What you will do: Could you quote, exactly as they stand, the lines running from the one with "Read all visible content and emit it as JSON." to the final line of the material?
— Start Recorded information —
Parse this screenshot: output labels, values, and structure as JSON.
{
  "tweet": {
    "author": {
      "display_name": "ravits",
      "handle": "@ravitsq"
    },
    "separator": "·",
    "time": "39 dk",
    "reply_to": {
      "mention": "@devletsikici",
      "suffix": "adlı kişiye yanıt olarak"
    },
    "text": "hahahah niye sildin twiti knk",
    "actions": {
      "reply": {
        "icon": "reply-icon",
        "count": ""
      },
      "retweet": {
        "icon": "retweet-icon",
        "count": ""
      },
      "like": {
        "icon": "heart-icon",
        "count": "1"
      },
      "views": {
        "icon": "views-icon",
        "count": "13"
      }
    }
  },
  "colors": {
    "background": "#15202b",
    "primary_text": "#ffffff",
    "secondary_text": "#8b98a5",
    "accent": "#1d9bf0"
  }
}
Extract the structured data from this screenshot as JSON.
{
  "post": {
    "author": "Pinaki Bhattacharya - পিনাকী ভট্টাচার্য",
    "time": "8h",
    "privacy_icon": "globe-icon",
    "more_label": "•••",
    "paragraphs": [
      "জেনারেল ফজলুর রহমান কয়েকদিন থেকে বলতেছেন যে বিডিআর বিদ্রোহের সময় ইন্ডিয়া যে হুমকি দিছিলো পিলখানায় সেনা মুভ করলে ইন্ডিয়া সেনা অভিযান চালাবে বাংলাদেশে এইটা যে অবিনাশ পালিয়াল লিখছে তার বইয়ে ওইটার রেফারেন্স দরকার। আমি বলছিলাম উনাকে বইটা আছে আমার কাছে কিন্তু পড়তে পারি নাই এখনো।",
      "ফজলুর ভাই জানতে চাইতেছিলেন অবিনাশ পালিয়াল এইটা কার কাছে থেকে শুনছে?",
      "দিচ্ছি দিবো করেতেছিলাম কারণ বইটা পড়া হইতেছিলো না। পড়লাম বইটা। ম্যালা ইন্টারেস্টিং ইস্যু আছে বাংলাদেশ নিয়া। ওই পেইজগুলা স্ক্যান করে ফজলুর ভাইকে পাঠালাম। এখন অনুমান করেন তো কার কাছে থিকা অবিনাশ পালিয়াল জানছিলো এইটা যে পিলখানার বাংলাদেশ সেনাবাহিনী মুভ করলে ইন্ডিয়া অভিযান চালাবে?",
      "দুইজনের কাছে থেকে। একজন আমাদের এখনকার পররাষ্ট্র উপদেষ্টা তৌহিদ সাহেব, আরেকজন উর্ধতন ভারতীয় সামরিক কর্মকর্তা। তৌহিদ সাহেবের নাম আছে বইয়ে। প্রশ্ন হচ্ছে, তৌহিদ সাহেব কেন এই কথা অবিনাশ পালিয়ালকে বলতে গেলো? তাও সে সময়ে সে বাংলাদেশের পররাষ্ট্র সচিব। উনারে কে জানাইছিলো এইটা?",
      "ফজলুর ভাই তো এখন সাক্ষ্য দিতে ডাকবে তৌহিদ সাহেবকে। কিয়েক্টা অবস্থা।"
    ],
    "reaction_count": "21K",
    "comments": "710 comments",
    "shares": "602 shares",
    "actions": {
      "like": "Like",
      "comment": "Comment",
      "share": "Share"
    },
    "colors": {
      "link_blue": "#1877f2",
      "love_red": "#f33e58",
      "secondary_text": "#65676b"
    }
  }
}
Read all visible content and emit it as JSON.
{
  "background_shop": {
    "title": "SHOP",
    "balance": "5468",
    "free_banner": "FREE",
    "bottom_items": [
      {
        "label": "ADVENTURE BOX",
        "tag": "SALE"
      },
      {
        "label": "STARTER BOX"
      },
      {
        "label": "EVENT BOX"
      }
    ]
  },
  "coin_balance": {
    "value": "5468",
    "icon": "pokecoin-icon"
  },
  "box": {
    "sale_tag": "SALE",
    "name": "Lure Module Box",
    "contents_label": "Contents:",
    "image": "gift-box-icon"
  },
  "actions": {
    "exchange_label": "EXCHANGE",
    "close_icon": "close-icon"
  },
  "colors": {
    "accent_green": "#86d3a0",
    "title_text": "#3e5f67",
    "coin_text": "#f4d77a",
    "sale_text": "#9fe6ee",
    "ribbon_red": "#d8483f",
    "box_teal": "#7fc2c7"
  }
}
— End Recorded information —
Full output:
Read all visible content and emit it as JSON.
{
  "background_shop": {
    "title": "SHOP",
    "balance": "5468",
    "free_banner": "FREE",
    "bottom_items": [
      {
        "label": "ADVENTURE BOX",
        "tag": "SALE"
      },
      {
        "label": "STARTER BOX"
      },
      {
        "label": "EVENT BOX"
      }
    ]
  },
  "coin_balance": {
    "value": "5468",
    "icon": "pokecoin-icon"
  },
  "box": {
    "sale_tag": "SALE",
    "name": "Lure Module Box",
    "contents_label": "Contents:",
    "image": "gift-box-icon"
  },
  "actions": {
    "exchange_label": "EXCHANGE",
    "close_icon": "close-icon"
  },
  "colors": {
    "accent_green": "#86d3a0",
    "title_text": "#3e5f67",
    "coin_text": "#f4d77a",
    "sale_text": "#9fe6ee",
    "ribbon_red": "#d8483f",
    "box_teal": "#7fc2c7"
  }
}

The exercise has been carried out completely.